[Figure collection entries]
--- --- ---

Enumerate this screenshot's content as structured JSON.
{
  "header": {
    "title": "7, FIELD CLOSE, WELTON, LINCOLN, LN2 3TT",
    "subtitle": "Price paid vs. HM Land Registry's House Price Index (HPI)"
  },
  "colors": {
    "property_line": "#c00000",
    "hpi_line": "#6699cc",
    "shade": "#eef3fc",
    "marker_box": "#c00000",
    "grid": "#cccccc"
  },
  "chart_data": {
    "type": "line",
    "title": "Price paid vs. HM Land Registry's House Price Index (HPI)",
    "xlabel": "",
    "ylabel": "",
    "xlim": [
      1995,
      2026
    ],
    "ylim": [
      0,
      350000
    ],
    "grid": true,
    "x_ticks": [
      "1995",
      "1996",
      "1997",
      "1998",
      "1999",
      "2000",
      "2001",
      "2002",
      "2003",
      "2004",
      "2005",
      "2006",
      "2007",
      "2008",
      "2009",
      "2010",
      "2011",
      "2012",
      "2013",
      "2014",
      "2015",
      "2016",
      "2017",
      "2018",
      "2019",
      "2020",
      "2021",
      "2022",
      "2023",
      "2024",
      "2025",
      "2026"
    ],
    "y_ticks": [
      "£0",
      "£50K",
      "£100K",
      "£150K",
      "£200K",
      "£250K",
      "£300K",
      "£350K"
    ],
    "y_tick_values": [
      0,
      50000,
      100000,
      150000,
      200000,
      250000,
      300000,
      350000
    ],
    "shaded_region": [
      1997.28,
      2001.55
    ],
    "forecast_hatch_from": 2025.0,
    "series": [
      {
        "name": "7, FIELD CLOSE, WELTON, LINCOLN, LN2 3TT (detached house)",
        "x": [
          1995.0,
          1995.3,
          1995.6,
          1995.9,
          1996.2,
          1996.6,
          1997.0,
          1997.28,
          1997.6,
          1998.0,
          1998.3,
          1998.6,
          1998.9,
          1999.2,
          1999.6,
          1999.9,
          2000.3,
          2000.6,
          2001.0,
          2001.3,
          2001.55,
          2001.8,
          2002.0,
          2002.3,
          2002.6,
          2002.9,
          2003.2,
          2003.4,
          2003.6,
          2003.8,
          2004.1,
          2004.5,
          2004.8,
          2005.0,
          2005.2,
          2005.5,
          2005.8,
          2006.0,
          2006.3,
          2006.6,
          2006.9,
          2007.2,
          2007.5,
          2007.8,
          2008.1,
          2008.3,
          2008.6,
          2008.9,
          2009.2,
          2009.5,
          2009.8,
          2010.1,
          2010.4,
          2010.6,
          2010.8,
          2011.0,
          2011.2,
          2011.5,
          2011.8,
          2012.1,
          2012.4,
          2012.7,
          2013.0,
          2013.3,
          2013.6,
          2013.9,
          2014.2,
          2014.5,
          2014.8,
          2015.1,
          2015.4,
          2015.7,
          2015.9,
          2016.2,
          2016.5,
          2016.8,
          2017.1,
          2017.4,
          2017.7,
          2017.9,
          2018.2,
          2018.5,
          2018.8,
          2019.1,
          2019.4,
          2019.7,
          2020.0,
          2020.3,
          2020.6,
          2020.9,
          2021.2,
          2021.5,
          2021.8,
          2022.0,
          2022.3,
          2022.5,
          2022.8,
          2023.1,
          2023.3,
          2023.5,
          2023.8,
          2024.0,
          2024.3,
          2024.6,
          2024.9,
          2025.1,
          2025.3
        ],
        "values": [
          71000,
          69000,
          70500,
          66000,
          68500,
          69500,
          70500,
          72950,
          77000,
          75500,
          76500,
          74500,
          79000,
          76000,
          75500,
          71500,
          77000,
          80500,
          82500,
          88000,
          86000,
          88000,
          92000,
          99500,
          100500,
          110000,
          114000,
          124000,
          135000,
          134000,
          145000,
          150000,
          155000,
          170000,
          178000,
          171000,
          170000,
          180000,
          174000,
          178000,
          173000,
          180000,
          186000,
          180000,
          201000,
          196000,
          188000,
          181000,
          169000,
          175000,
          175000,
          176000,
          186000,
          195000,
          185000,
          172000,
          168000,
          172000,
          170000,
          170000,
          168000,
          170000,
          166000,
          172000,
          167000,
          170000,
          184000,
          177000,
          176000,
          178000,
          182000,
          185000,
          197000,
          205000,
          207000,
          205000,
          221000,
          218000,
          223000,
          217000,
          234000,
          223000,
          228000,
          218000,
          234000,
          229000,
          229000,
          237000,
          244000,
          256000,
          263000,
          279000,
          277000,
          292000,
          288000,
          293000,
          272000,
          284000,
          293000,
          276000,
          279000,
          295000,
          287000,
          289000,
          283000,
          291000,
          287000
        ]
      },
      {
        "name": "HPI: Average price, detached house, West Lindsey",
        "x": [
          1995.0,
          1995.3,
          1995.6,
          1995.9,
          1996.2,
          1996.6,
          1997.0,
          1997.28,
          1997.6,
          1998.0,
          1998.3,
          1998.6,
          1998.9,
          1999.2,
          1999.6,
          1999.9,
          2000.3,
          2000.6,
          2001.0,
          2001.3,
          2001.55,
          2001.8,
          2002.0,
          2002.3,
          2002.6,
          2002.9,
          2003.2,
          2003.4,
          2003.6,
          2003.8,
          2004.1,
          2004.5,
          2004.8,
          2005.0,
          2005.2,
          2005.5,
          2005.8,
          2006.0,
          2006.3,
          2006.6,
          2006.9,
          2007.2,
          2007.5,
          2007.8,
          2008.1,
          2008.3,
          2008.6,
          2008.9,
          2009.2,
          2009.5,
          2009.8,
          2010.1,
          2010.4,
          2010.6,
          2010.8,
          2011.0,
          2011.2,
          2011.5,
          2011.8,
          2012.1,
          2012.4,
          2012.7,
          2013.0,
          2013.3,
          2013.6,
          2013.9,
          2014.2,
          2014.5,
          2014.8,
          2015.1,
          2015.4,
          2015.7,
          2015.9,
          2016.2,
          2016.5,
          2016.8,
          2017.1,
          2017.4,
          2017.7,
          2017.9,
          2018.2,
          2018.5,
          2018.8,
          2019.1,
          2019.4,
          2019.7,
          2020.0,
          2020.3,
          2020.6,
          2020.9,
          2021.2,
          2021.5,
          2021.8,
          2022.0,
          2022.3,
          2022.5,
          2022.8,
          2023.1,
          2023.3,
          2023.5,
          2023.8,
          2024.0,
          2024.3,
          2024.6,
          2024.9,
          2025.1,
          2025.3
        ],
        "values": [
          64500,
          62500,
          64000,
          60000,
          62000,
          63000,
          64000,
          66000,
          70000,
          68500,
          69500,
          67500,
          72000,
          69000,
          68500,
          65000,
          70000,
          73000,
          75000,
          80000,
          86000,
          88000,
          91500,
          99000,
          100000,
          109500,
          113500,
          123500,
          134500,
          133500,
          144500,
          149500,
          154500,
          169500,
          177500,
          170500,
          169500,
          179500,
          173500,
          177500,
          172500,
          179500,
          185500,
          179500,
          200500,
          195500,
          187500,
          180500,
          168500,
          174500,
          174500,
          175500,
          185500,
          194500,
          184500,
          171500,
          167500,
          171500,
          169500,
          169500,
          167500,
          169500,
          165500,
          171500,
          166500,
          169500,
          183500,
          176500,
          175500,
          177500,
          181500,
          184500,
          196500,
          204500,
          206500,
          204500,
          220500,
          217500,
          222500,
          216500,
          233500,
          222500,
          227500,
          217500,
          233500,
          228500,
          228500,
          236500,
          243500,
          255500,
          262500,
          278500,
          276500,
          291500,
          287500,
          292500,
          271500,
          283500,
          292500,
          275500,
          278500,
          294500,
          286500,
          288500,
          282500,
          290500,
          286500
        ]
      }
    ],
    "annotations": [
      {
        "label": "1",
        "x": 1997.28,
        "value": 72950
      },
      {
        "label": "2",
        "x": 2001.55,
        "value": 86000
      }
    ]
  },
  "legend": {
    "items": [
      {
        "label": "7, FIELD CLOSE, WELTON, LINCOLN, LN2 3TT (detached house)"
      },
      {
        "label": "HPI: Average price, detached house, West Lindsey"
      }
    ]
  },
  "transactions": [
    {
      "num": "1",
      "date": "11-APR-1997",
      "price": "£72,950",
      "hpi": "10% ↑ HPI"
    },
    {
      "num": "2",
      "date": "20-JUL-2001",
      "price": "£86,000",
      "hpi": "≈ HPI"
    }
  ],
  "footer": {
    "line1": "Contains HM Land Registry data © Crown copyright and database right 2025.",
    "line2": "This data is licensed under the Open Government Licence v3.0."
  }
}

--- --- ---

**What to work on**: Filter the entries down to the lines containing "West". Copy each of those lines.

**Answer to the exercise**:
        "name": "HPI: Average price, detached house, West Lindsey",
        "label": "HPI: Average price, detached house, West Lindsey"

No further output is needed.